Given instruction >> Report back each line of the records that contains the string "this".

Collected data entries >>

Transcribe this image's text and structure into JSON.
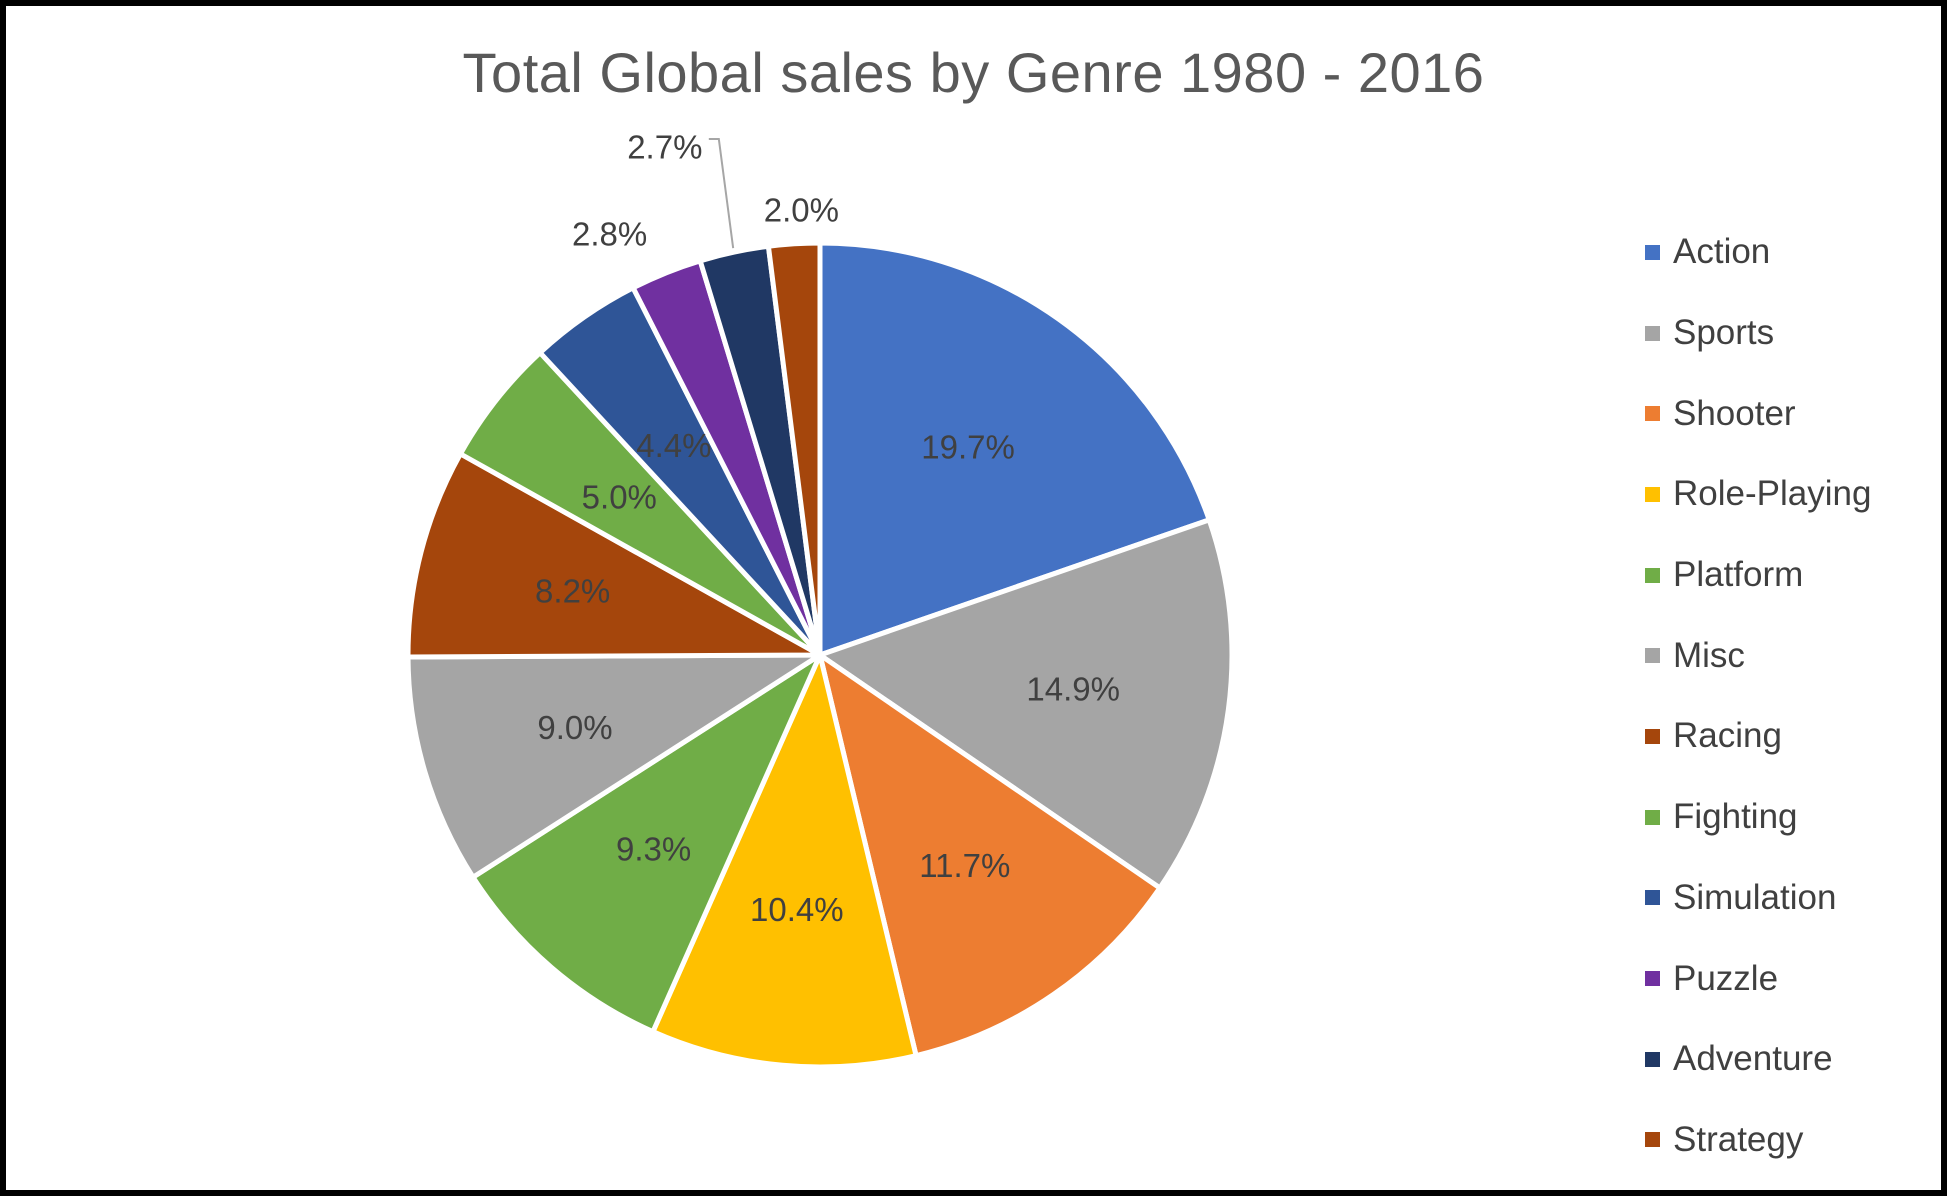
{
  "chart_data": {
    "type": "pie",
    "title": "Total Global sales by Genre 1980 - 2016",
    "legend_position": "right",
    "slices": [
      {
        "name": "Action",
        "value": 19.7,
        "label": "19.7%",
        "color": "#4472C4"
      },
      {
        "name": "Sports",
        "value": 14.9,
        "label": "14.9%",
        "color": "#A5A5A5"
      },
      {
        "name": "Shooter",
        "value": 11.7,
        "label": "11.7%",
        "color": "#ED7D31"
      },
      {
        "name": "Role-Playing",
        "value": 10.4,
        "label": "10.4%",
        "color": "#FFC000"
      },
      {
        "name": "Platform",
        "value": 9.3,
        "label": "9.3%",
        "color": "#70AD47"
      },
      {
        "name": "Misc",
        "value": 9.0,
        "label": "9.0%",
        "color": "#A5A5A5"
      },
      {
        "name": "Racing",
        "value": 8.2,
        "label": "8.2%",
        "color": "#A5460C"
      },
      {
        "name": "Fighting",
        "value": 5.0,
        "label": "5.0%",
        "color": "#70AD47"
      },
      {
        "name": "Simulation",
        "value": 4.4,
        "label": "4.4%",
        "color": "#2F5597"
      },
      {
        "name": "Puzzle",
        "value": 2.8,
        "label": "2.8%",
        "color": "#7030A0"
      },
      {
        "name": "Adventure",
        "value": 2.7,
        "label": "2.7%",
        "color": "#203864"
      },
      {
        "name": "Strategy",
        "value": 2.0,
        "label": "2.0%",
        "color": "#A5460C"
      }
    ]
  }
}
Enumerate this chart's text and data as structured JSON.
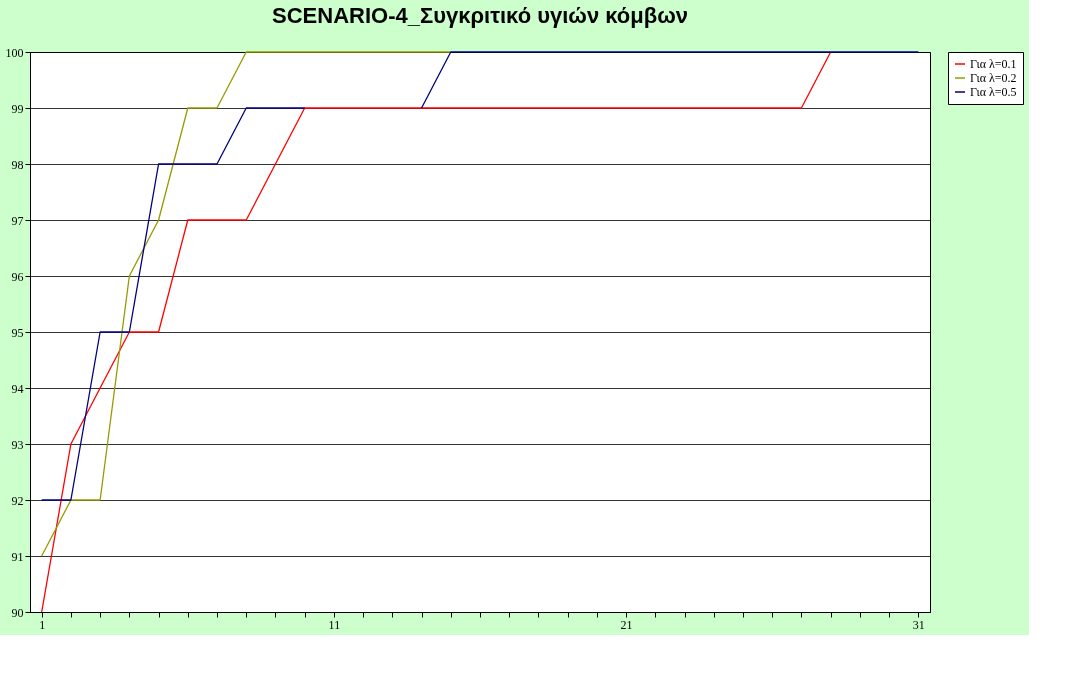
{
  "chart_data": {
    "type": "line",
    "title": "SCENARIO-4_Συγκριτικό υγιών κόμβων",
    "categories": [
      "1",
      null,
      null,
      null,
      null,
      null,
      null,
      null,
      null,
      null,
      "11",
      null,
      null,
      null,
      null,
      null,
      null,
      null,
      null,
      null,
      "21",
      null,
      null,
      null,
      null,
      null,
      null,
      null,
      null,
      null,
      "31"
    ],
    "ylim": [
      90,
      100
    ],
    "yticks": [
      90,
      91,
      92,
      93,
      94,
      95,
      96,
      97,
      98,
      99,
      100
    ],
    "grid": "y",
    "legend": "right",
    "marker": "none",
    "line_style": "solid",
    "series": [
      {
        "name": "Για λ=0.1",
        "color": "#ff0000",
        "values": [
          90,
          93,
          94,
          95,
          95,
          97,
          97,
          97,
          98,
          99,
          99,
          99,
          99,
          99,
          99,
          99,
          99,
          99,
          99,
          99,
          99,
          99,
          99,
          99,
          99,
          99,
          99,
          100,
          null,
          null,
          null
        ]
      },
      {
        "name": "Για λ=0.2",
        "color": "#999900",
        "values": [
          91,
          92,
          92,
          96,
          97,
          99,
          99,
          100,
          100,
          100,
          100,
          100,
          100,
          100,
          100,
          null,
          null,
          null,
          null,
          null,
          null,
          null,
          null,
          null,
          null,
          null,
          null,
          null,
          null,
          null,
          null
        ]
      },
      {
        "name": "Για λ=0.5",
        "color": "#000080",
        "values": [
          92,
          92,
          95,
          95,
          98,
          98,
          98,
          99,
          99,
          99,
          null,
          null,
          null,
          99,
          100,
          100,
          100,
          100,
          100,
          100,
          100,
          100,
          100,
          100,
          100,
          100,
          100,
          100,
          100,
          100,
          100
        ]
      }
    ]
  }
}
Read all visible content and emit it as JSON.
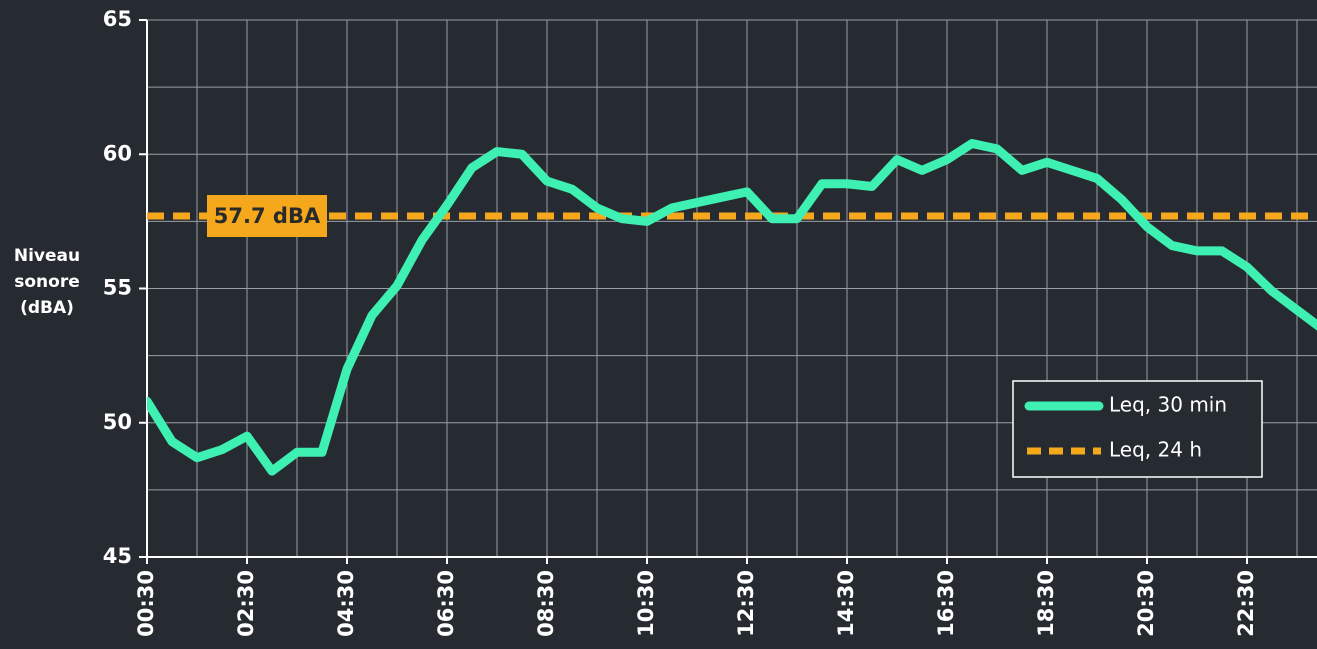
{
  "chart_data": {
    "type": "line",
    "y_label": [
      "Niveau",
      "sonore",
      "(dBA)"
    ],
    "categories": [
      "00:30",
      null,
      null,
      null,
      "02:30",
      null,
      null,
      null,
      "04:30",
      null,
      null,
      null,
      "06:30",
      null,
      null,
      null,
      "08:30",
      null,
      null,
      null,
      "10:30",
      null,
      null,
      null,
      "12:30",
      null,
      null,
      null,
      "14:30",
      null,
      null,
      null,
      "16:30",
      null,
      null,
      null,
      "18:30",
      null,
      null,
      null,
      "20:30",
      null,
      null,
      null,
      "22:30",
      null,
      null,
      null
    ],
    "series": [
      {
        "name": "Leq, 30 min",
        "color": "#3ef0b2",
        "values": [
          50.8,
          49.3,
          48.7,
          49.0,
          49.5,
          48.2,
          48.9,
          48.9,
          52.0,
          54.0,
          55.1,
          56.8,
          58.1,
          59.5,
          60.1,
          60.0,
          59.0,
          58.7,
          58.0,
          57.6,
          57.5,
          58.0,
          58.2,
          58.4,
          58.6,
          57.6,
          57.6,
          58.9,
          58.9,
          58.8,
          59.8,
          59.4,
          59.8,
          60.4,
          60.2,
          59.4,
          59.7,
          59.4,
          59.1,
          58.3,
          57.3,
          56.6,
          56.4,
          56.4,
          55.8,
          54.9,
          54.2,
          53.5
        ]
      }
    ],
    "reference": {
      "name": "Leq, 24 h",
      "value": 57.7,
      "label": "57.7 dBA",
      "color": "#f5a81c"
    },
    "ylim": [
      45,
      65
    ],
    "yticks": [
      45,
      50,
      55,
      60,
      65
    ],
    "ygrid": [
      45,
      47.5,
      50,
      52.5,
      55,
      57.5,
      60,
      62.5,
      65
    ],
    "grid": true,
    "legend": "right"
  }
}
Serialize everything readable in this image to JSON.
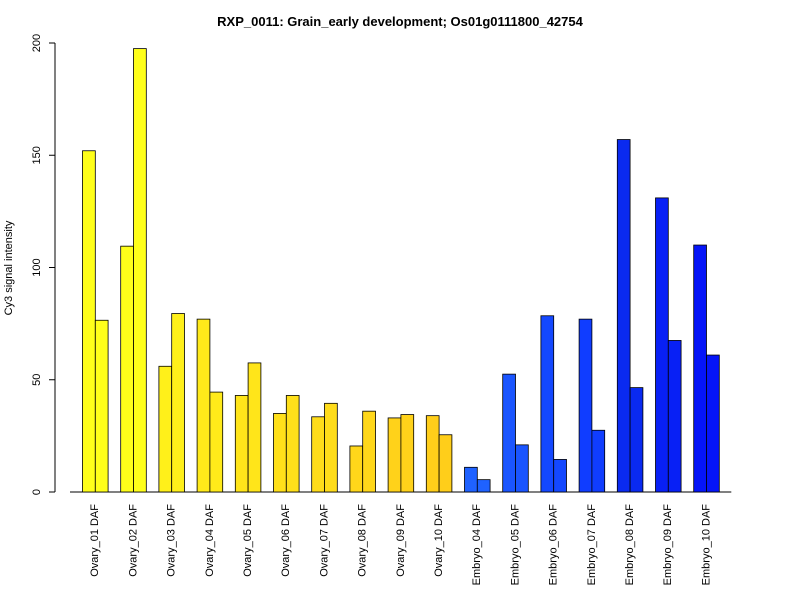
{
  "chart_data": {
    "type": "bar",
    "title": "RXP_0011: Grain_early development; Os01g0111800_42754",
    "xlabel": "",
    "ylabel": "Cy3 signal intensity",
    "ylim": [
      0,
      200
    ],
    "yticks": [
      0,
      50,
      100,
      150,
      200
    ],
    "grid": false,
    "legend": "none",
    "categories": [
      "Ovary_01 DAF",
      "Ovary_02 DAF",
      "Ovary_03 DAF",
      "Ovary_04 DAF",
      "Ovary_05 DAF",
      "Ovary_06 DAF",
      "Ovary_07 DAF",
      "Ovary_08 DAF",
      "Ovary_09 DAF",
      "Ovary_10 DAF",
      "Embryo_04 DAF",
      "Embryo_05 DAF",
      "Embryo_06 DAF",
      "Embryo_07 DAF",
      "Embryo_08 DAF",
      "Embryo_09 DAF",
      "Embryo_10 DAF"
    ],
    "colors": [
      "#ffff1a",
      "#ffff1a",
      "#fff01a",
      "#ffea1a",
      "#ffe51a",
      "#ffe01a",
      "#ffdc1a",
      "#ffd71a",
      "#ffd21a",
      "#ffce1a",
      "#1f62ff",
      "#1a55ff",
      "#1448ff",
      "#103dff",
      "#0a2af0",
      "#0820f5",
      "#0515f8"
    ],
    "series": [
      {
        "values": [
          152,
          109.5,
          56,
          77,
          43,
          35,
          33.5,
          20.5,
          33,
          34,
          11,
          52.5,
          78.5,
          77,
          157,
          131,
          110
        ]
      },
      {
        "values": [
          76.5,
          197.5,
          79.5,
          44.5,
          57.5,
          43,
          39.5,
          36,
          34.5,
          25.5,
          5.5,
          21,
          14.5,
          27.5,
          46.5,
          67.5,
          61
        ]
      }
    ]
  }
}
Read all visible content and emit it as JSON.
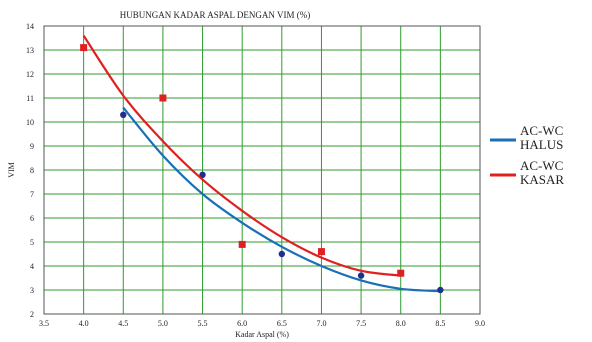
{
  "chart_data": {
    "type": "scatter",
    "title": "HUBUNGAN KADAR ASPAL DENGAN VIM (%)",
    "xlabel": "Kadar Aspal (%)",
    "ylabel": "VIM",
    "xlim": [
      3.5,
      9.0
    ],
    "ylim": [
      2,
      14
    ],
    "x_ticks": [
      "3.5",
      "4.0",
      "4.5",
      "5.0",
      "5.5",
      "6.0",
      "6.5",
      "7.0",
      "7.5",
      "8.0",
      "8.5",
      "9.0"
    ],
    "y_ticks": [
      "2",
      "3",
      "4",
      "5",
      "6",
      "7",
      "8",
      "9",
      "10",
      "11",
      "12",
      "13",
      "14"
    ],
    "grid": true,
    "grid_color": "#2e9c2e",
    "legend_position": "right",
    "series": [
      {
        "name": "AC-WC HALUS",
        "name_lines": [
          "AC-WC",
          "HALUS"
        ],
        "color": "#1a6fb5",
        "marker_color": "#1f2f8f",
        "points": [
          [
            4.5,
            10.3
          ],
          [
            5.5,
            7.8
          ],
          [
            6.5,
            4.5
          ],
          [
            7.5,
            3.6
          ],
          [
            8.5,
            3.0
          ]
        ],
        "trend": [
          [
            4.5,
            10.6
          ],
          [
            5.0,
            8.6
          ],
          [
            5.5,
            7.0
          ],
          [
            6.0,
            5.8
          ],
          [
            6.5,
            4.8
          ],
          [
            7.0,
            4.0
          ],
          [
            7.5,
            3.4
          ],
          [
            8.0,
            3.05
          ],
          [
            8.5,
            2.95
          ]
        ]
      },
      {
        "name": "AC-WC KASAR",
        "name_lines": [
          "AC-WC",
          "KASAR"
        ],
        "color": "#e02020",
        "marker_color": "#e02020",
        "points": [
          [
            4.0,
            13.1
          ],
          [
            5.0,
            11.0
          ],
          [
            6.0,
            4.9
          ],
          [
            7.0,
            4.6
          ],
          [
            8.0,
            3.7
          ]
        ],
        "trend": [
          [
            4.0,
            13.6
          ],
          [
            4.5,
            11.1
          ],
          [
            5.0,
            9.2
          ],
          [
            5.5,
            7.6
          ],
          [
            6.0,
            6.3
          ],
          [
            6.5,
            5.2
          ],
          [
            7.0,
            4.35
          ],
          [
            7.5,
            3.8
          ],
          [
            8.0,
            3.6
          ]
        ]
      }
    ]
  }
}
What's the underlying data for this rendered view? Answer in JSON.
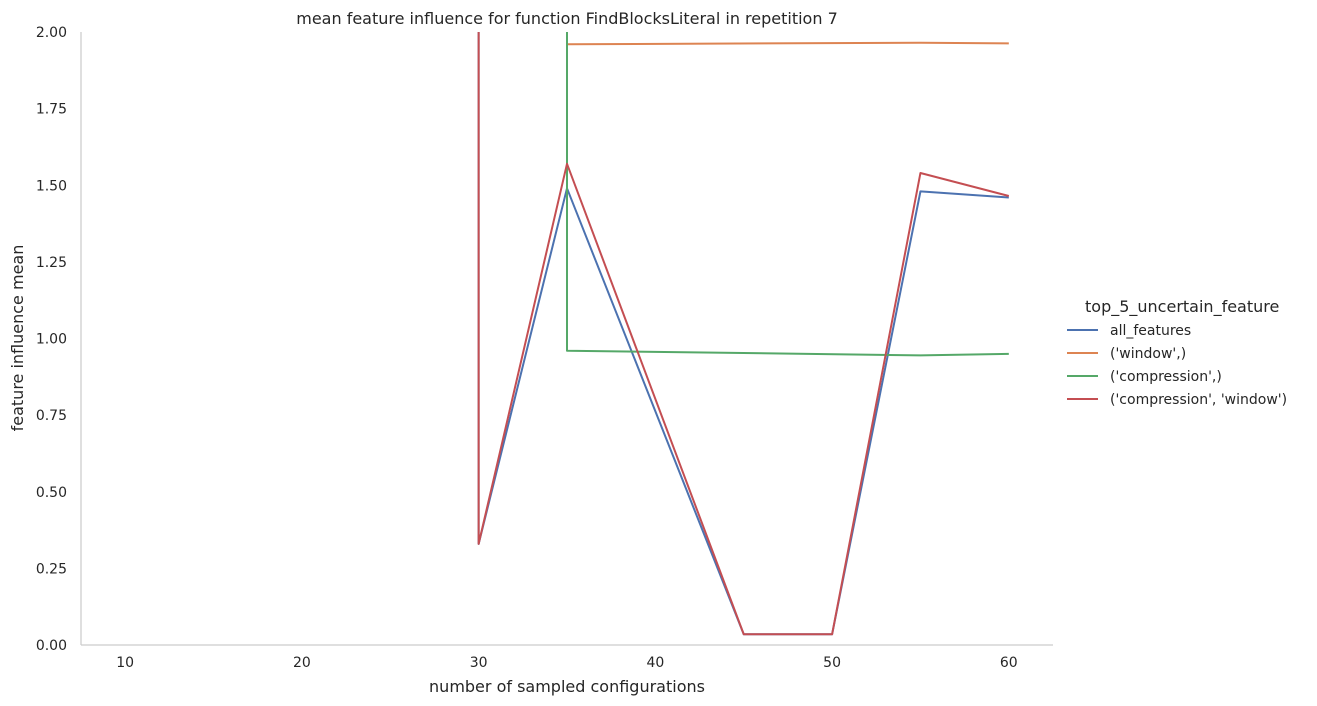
{
  "chart_data": {
    "type": "line",
    "title": "mean feature influence for function FindBlocksLiteral in repetition 7",
    "xlabel": "number of sampled configurations",
    "ylabel": "feature influence mean",
    "xlim": [
      7.5,
      62.5
    ],
    "ylim": [
      0,
      2
    ],
    "xticks": [
      10,
      20,
      30,
      40,
      50,
      60
    ],
    "xtick_labels": [
      "10",
      "20",
      "30",
      "40",
      "50",
      "60"
    ],
    "yticks": [
      0,
      0.25,
      0.5,
      0.75,
      1.0,
      1.25,
      1.5,
      1.75,
      2.0
    ],
    "ytick_labels": [
      "0.00",
      "0.25",
      "0.50",
      "0.75",
      "1.00",
      "1.25",
      "1.50",
      "1.75",
      "2.00"
    ],
    "grid": false,
    "legend": {
      "title": "top_5_uncertain_feature",
      "placement": "right"
    },
    "series": [
      {
        "name": "all_features",
        "color": "#4c72b0",
        "points": [
          [
            30,
            4.0
          ],
          [
            30,
            0.33
          ],
          [
            35,
            1.49
          ],
          [
            45,
            0.035
          ],
          [
            50,
            0.035
          ],
          [
            55,
            1.48
          ],
          [
            60,
            1.46
          ]
        ]
      },
      {
        "name": "('window',)",
        "color": "#dd8452",
        "points": [
          [
            35,
            4.0
          ],
          [
            35,
            1.96
          ],
          [
            55,
            1.965
          ],
          [
            60,
            1.963
          ]
        ]
      },
      {
        "name": "('compression',)",
        "color": "#55a868",
        "points": [
          [
            35,
            4.0
          ],
          [
            35,
            0.96
          ],
          [
            55,
            0.945
          ],
          [
            60,
            0.95
          ]
        ]
      },
      {
        "name": "('compression', 'window')",
        "color": "#c44e52",
        "points": [
          [
            30,
            4.0
          ],
          [
            30,
            0.33
          ],
          [
            35,
            1.57
          ],
          [
            45,
            0.035
          ],
          [
            50,
            0.035
          ],
          [
            55,
            1.54
          ],
          [
            60,
            1.465
          ]
        ]
      }
    ]
  }
}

Exercise response >>
Transcribe this image's text and structure into JSON.
Enumerate this chart's text and data as structured JSON.
Serialize everything readable in this image to JSON.
What's the underlying data for this rendered view? Answer in JSON.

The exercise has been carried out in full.